== To be done ==
Edit the entries starting with the first line and going on through the line with "indent-cell xyxy=(205,360,242,390)", changing "chat-bubbles-icon" to "speech-bubbles-icon" and keeping everything else the same.

== Supplied data ==
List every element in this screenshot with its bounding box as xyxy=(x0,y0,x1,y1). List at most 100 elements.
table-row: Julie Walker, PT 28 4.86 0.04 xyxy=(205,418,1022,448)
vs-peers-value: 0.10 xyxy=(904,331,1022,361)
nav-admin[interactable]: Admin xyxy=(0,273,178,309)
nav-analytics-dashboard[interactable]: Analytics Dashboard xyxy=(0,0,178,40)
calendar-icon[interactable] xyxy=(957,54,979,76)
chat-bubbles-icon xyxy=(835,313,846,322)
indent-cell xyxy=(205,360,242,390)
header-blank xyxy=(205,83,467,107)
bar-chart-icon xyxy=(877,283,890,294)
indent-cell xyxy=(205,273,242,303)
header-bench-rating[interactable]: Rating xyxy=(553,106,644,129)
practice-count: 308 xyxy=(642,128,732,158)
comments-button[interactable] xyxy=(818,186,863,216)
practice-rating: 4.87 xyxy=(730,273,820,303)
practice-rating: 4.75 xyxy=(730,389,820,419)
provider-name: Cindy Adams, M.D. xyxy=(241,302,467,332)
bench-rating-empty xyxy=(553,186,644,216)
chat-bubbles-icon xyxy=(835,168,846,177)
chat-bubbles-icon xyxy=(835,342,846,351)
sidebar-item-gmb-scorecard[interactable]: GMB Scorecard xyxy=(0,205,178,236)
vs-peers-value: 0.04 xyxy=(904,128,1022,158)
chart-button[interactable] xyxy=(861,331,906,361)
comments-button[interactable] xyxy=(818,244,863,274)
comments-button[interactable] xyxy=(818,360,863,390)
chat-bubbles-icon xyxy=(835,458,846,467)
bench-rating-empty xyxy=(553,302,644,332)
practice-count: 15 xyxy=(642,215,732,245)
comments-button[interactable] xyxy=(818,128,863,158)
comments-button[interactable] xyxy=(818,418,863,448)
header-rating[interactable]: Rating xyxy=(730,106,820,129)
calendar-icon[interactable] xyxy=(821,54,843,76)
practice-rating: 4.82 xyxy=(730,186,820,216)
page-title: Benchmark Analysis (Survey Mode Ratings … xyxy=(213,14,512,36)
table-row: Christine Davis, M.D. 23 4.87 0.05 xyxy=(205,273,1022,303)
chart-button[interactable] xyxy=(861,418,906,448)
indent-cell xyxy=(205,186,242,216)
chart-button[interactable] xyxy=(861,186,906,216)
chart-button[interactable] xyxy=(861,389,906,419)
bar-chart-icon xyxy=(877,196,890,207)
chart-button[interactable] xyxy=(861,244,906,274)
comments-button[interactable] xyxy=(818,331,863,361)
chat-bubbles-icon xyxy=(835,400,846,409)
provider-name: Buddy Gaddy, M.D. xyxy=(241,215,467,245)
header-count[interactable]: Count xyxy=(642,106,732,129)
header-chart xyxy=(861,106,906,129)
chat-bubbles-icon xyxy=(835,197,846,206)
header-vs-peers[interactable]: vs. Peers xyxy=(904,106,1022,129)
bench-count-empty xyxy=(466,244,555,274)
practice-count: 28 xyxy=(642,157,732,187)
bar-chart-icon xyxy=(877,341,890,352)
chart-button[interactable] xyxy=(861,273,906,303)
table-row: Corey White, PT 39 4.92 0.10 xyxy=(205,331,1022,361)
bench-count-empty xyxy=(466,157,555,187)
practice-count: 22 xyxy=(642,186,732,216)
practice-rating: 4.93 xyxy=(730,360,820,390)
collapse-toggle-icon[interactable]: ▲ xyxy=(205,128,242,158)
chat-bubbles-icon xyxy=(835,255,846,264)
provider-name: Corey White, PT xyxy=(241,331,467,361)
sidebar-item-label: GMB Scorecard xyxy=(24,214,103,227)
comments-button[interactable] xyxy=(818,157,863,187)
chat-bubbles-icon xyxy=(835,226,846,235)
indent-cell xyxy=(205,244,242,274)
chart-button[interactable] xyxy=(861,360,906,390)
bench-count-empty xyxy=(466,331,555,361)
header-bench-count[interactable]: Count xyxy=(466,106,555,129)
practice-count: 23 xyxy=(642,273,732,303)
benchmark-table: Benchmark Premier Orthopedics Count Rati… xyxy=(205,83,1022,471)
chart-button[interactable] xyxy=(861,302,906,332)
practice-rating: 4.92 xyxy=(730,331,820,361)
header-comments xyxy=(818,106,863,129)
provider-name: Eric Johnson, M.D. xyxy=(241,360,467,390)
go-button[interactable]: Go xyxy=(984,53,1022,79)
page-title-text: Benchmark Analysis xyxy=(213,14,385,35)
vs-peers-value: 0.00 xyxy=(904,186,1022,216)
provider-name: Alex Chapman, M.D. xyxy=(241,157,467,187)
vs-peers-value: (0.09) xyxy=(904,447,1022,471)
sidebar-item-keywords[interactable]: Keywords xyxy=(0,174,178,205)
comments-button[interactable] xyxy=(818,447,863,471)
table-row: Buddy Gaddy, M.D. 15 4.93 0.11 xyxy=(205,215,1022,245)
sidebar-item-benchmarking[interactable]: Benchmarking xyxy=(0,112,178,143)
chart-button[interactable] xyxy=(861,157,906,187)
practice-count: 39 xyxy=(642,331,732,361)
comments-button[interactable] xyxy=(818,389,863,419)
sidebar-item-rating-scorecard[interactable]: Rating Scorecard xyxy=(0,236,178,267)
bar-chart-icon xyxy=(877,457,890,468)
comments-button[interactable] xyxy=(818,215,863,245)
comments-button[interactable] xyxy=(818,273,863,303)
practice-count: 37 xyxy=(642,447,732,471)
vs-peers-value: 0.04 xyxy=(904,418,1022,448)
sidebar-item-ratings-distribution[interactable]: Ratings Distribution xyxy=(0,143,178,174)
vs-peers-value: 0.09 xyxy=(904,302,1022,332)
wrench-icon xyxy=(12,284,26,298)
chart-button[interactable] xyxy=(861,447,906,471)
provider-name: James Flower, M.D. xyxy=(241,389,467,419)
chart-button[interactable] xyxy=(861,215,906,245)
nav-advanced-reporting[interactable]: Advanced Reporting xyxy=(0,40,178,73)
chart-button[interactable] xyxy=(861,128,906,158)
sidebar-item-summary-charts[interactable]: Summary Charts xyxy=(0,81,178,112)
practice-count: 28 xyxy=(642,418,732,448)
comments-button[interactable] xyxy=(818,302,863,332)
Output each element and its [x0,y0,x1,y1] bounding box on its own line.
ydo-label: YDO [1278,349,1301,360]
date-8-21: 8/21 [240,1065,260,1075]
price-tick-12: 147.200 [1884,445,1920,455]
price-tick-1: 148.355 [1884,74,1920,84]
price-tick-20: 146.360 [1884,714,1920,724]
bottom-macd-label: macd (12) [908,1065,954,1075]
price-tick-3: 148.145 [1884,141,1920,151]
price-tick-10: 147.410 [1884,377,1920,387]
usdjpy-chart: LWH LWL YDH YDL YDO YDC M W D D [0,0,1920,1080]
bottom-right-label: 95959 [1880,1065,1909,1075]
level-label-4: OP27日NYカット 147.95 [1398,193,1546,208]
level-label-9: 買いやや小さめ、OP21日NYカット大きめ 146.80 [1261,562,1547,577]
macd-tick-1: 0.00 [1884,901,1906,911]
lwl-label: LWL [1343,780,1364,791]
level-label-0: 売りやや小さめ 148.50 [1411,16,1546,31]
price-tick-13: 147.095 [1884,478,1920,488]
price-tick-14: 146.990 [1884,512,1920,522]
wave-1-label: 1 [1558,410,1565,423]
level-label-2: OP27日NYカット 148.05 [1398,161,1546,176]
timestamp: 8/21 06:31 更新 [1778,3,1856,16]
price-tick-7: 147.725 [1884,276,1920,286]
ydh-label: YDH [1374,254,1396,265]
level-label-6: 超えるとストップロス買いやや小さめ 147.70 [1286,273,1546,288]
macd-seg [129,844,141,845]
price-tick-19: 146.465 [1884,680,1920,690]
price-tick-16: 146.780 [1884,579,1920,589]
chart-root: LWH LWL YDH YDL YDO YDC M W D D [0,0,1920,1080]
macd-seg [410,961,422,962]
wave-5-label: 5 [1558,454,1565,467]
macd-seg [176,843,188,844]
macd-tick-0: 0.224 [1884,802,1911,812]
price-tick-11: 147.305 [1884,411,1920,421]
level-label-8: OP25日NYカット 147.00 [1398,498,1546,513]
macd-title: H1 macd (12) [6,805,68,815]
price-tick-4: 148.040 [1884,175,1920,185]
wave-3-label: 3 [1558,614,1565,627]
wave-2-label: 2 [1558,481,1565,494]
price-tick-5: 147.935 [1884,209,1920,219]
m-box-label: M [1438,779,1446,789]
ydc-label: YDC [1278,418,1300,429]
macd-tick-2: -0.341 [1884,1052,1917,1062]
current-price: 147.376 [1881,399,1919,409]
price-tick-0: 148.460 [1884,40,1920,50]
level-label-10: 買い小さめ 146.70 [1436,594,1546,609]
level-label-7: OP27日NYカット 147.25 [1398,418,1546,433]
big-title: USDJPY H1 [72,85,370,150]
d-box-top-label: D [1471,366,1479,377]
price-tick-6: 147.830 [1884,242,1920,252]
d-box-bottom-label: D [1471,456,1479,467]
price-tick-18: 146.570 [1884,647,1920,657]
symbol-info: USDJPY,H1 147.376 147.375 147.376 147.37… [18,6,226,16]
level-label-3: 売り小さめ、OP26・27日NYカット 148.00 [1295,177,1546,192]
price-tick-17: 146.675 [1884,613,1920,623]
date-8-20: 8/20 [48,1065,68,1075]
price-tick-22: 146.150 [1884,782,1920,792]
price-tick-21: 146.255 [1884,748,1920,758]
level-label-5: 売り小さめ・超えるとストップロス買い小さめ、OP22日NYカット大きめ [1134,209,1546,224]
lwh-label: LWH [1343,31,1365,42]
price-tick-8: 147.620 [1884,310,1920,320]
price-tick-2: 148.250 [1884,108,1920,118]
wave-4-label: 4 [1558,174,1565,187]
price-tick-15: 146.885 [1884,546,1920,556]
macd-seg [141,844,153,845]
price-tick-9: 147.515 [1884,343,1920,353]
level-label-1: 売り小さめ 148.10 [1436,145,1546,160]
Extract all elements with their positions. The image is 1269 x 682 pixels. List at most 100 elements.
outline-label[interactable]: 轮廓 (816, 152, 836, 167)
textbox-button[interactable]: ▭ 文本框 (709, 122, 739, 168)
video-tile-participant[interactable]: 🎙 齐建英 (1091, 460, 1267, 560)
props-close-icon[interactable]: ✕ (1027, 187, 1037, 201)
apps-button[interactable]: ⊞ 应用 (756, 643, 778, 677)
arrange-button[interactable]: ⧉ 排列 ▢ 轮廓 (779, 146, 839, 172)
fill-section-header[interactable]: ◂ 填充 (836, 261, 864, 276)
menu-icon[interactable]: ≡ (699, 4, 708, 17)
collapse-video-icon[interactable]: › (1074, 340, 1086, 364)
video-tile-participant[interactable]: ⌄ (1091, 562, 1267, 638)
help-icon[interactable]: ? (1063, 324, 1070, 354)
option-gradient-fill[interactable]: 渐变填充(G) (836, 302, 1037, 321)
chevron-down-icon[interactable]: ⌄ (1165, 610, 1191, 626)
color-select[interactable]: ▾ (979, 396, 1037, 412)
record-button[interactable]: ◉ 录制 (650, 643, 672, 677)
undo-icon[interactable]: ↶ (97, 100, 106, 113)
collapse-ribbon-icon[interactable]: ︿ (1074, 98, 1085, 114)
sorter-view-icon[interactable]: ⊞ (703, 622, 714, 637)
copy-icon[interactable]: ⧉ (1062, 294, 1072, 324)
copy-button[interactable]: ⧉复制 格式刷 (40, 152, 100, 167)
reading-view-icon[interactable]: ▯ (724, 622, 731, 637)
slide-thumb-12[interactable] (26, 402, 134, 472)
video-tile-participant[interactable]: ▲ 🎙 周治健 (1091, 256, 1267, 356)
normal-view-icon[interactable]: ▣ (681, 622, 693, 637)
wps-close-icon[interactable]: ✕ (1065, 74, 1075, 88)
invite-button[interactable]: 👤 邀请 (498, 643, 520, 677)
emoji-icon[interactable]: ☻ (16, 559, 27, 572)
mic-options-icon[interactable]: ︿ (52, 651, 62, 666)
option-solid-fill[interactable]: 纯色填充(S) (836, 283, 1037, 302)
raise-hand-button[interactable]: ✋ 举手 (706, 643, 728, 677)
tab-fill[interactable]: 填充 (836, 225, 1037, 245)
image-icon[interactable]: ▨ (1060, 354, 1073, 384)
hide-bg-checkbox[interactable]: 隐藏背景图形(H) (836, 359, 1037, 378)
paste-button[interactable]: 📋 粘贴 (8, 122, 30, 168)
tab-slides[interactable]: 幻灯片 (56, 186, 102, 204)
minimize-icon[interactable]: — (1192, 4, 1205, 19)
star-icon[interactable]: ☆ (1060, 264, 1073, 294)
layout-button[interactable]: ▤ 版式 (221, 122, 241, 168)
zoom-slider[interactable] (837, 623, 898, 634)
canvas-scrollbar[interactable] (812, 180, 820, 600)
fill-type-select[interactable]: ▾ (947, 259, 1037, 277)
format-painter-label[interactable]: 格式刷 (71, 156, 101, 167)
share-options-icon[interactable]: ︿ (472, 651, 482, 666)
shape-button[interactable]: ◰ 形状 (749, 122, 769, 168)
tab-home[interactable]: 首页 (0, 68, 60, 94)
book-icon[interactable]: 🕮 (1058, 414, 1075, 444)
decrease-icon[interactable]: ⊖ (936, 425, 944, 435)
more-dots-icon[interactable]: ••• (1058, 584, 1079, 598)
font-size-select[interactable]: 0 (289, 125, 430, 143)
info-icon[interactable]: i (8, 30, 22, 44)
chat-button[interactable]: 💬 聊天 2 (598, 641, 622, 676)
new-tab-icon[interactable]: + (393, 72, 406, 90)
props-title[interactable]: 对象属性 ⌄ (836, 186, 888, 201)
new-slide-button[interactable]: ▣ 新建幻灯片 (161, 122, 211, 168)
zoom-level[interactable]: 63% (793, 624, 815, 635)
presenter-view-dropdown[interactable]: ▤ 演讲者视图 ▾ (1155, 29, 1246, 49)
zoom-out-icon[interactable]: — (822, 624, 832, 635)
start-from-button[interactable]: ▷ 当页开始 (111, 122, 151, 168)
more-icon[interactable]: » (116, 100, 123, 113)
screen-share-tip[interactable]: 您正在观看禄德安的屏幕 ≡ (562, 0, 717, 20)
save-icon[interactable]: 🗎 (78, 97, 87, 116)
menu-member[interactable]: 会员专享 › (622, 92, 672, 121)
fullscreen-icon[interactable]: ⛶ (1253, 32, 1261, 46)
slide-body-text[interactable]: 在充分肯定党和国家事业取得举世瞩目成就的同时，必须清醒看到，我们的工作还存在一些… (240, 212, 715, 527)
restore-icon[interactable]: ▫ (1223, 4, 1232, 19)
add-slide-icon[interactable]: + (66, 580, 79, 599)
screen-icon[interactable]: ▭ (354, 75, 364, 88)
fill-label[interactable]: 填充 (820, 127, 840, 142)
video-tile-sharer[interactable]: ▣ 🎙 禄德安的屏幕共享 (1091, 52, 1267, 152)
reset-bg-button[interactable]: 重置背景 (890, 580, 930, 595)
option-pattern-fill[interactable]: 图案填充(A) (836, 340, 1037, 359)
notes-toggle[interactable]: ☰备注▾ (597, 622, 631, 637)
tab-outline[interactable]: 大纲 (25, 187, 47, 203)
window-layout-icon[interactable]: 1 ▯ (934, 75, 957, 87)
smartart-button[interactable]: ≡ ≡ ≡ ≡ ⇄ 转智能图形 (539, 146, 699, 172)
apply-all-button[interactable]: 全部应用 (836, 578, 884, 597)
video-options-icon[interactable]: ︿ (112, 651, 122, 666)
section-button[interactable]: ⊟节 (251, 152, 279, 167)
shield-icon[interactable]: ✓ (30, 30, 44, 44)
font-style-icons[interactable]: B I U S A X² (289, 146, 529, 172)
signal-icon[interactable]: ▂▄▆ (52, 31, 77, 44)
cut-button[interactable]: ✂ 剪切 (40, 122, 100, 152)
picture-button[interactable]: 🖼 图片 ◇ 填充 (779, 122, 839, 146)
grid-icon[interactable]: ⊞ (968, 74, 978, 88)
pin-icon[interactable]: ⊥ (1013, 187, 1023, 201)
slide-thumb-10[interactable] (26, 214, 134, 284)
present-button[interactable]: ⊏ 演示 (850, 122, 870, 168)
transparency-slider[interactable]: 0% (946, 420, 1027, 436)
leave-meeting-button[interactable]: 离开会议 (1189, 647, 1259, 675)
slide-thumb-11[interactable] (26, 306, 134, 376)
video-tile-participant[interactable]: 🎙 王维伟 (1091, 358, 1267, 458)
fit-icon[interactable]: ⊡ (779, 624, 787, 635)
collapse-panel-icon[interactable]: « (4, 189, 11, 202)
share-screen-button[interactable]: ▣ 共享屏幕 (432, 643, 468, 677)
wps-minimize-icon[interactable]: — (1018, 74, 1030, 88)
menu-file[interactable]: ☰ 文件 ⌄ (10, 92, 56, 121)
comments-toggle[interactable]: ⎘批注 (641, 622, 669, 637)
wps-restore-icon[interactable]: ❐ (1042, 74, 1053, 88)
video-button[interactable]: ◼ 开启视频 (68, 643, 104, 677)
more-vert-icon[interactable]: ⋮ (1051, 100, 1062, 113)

== Final result ==
List every element in this screenshot with its bounding box as xyxy=(x0,y0,x1,y1). List at most 100 elements.
table-row: Julie Walker, PT 28 4.86 0.04 xyxy=(205,418,1022,448)
vs-peers-value: 0.10 xyxy=(904,331,1022,361)
nav-admin[interactable]: Admin xyxy=(0,273,178,309)
nav-analytics-dashboard[interactable]: Analytics Dashboard xyxy=(0,0,178,40)
calendar-icon[interactable] xyxy=(957,54,979,76)
speech-bubbles-icon xyxy=(835,313,846,322)
indent-cell xyxy=(205,360,242,390)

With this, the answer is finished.